▶ **STATED EXERCISE**:
Count every line in the following entries where the word "screenshot" appears. Give the count alone.

▶ **ITEMS**:
---+---
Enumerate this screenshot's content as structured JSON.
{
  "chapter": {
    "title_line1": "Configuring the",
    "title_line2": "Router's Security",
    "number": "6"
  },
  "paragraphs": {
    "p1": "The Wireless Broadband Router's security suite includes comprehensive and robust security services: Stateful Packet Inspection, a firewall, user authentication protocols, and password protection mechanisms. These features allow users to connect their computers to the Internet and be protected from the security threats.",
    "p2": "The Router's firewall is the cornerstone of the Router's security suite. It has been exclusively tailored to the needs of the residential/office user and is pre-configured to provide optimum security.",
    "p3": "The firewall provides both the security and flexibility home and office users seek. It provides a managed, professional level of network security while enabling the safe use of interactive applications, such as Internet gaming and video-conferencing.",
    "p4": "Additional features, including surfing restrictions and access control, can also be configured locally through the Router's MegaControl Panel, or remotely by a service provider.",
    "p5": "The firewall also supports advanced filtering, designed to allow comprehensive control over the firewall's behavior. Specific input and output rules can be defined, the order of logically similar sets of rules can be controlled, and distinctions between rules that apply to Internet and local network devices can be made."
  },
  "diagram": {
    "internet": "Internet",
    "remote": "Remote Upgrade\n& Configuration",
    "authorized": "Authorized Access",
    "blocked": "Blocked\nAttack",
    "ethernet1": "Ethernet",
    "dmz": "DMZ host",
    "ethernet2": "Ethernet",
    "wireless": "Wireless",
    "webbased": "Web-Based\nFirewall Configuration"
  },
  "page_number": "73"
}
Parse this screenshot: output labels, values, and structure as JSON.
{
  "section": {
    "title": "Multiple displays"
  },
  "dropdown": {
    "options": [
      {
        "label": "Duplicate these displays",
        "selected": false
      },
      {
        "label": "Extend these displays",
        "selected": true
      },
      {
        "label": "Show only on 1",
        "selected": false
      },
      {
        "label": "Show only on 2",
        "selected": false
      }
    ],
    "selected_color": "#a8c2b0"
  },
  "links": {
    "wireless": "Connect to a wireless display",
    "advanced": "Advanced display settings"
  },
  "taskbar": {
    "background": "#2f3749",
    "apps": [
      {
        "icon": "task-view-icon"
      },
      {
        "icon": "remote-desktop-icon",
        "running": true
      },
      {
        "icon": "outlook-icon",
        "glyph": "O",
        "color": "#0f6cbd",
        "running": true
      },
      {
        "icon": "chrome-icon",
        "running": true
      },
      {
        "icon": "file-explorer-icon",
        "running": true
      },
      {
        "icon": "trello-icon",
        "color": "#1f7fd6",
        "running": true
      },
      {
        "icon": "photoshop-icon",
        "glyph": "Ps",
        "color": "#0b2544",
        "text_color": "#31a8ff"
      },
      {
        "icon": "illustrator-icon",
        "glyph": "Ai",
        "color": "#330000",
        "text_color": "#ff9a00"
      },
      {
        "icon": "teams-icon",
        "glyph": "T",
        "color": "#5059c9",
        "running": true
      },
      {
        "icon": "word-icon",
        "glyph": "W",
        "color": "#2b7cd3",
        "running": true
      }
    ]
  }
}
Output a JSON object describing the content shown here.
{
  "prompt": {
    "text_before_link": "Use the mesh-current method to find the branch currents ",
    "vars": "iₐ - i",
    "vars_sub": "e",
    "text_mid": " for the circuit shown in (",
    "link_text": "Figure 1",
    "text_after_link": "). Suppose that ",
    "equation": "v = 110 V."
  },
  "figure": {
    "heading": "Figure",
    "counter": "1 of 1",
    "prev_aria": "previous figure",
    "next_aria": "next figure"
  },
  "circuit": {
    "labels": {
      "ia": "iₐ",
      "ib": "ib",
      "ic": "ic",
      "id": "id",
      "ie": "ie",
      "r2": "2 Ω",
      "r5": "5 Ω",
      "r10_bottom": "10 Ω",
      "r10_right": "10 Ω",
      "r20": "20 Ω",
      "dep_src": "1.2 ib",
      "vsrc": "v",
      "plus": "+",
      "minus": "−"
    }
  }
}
---+---
▶ **TASK SOLUTION**:
2